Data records

-=-=-=-=-

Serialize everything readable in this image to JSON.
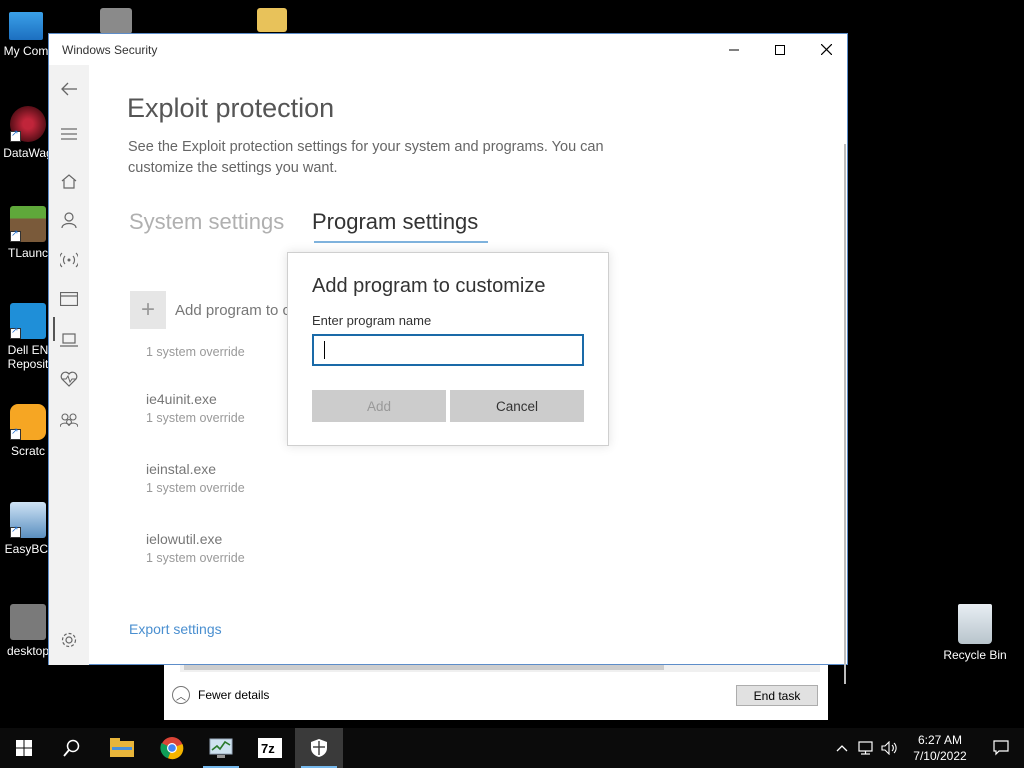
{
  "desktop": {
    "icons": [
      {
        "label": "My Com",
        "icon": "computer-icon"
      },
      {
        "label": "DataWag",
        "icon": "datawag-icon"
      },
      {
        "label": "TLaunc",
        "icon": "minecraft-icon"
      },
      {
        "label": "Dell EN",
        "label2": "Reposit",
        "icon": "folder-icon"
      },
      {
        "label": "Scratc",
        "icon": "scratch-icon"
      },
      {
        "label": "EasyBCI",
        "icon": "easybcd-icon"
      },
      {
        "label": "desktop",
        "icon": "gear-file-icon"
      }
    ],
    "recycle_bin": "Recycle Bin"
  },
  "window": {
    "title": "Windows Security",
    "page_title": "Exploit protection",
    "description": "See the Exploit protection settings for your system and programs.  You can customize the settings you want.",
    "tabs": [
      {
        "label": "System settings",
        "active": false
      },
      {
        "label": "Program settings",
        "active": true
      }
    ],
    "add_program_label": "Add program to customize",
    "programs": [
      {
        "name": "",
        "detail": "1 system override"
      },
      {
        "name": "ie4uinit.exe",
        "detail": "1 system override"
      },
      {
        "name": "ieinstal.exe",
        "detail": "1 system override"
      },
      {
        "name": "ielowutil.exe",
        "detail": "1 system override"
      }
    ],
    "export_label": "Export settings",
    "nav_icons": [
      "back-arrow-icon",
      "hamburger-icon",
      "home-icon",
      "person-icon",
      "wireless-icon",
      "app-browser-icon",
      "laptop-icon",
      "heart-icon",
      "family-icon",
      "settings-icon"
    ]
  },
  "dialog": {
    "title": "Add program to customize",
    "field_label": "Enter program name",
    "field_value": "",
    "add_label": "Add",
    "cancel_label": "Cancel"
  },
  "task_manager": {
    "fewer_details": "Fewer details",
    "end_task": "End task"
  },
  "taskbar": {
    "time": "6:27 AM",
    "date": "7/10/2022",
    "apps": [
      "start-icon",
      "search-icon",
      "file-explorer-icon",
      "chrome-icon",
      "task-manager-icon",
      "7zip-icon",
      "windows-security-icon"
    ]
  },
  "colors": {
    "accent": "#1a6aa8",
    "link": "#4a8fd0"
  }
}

-=-=-=-=-

*TASK TO CARRY OUT*:
The pictures should not be reproduced; quote all of the other material exactly.

*REPLY*:
Serialize everything readable in this image to JSON.
{
  "desktop": {
    "icons": [
      {
        "label": "My Com",
        "icon": "computer-icon"
      },
      {
        "label": "DataWag",
        "icon": "datawag-icon"
      },
      {
        "label": "TLaunc",
        "icon": "minecraft-icon"
      },
      {
        "label": "Dell EN",
        "label2": "Reposit",
        "icon": "folder-icon"
      },
      {
        "label": "Scratc",
        "icon": "scratch-icon"
      },
      {
        "label": "EasyBCI",
        "icon": "easybcd-icon"
      },
      {
        "label": "desktop",
        "icon": "gear-file-icon"
      }
    ],
    "recycle_bin": "Recycle Bin"
  },
  "window": {
    "title": "Windows Security",
    "page_title": "Exploit protection",
    "description": "See the Exploit protection settings for your system and programs.  You can customize the settings you want.",
    "tabs": [
      {
        "label": "System settings",
        "active": false
      },
      {
        "label": "Program settings",
        "active": true
      }
    ],
    "add_program_label": "Add program to customize",
    "programs": [
      {
        "name": "",
        "detail": "1 system override"
      },
      {
        "name": "ie4uinit.exe",
        "detail": "1 system override"
      },
      {
        "name": "ieinstal.exe",
        "detail": "1 system override"
      },
      {
        "name": "ielowutil.exe",
        "detail": "1 system override"
      }
    ],
    "export_label": "Export settings",
    "nav_icons": [
      "back-arrow-icon",
      "hamburger-icon",
      "home-icon",
      "person-icon",
      "wireless-icon",
      "app-browser-icon",
      "laptop-icon",
      "heart-icon",
      "family-icon",
      "settings-icon"
    ]
  },
  "dialog": {
    "title": "Add program to customize",
    "field_label": "Enter program name",
    "field_value": "",
    "add_label": "Add",
    "cancel_label": "Cancel"
  },
  "task_manager": {
    "fewer_details": "Fewer details",
    "end_task": "End task"
  },
  "taskbar": {
    "time": "6:27 AM",
    "date": "7/10/2022",
    "apps": [
      "start-icon",
      "search-icon",
      "file-explorer-icon",
      "chrome-icon",
      "task-manager-icon",
      "7zip-icon",
      "windows-security-icon"
    ]
  },
  "colors": {
    "accent": "#1a6aa8",
    "link": "#4a8fd0"
  }
}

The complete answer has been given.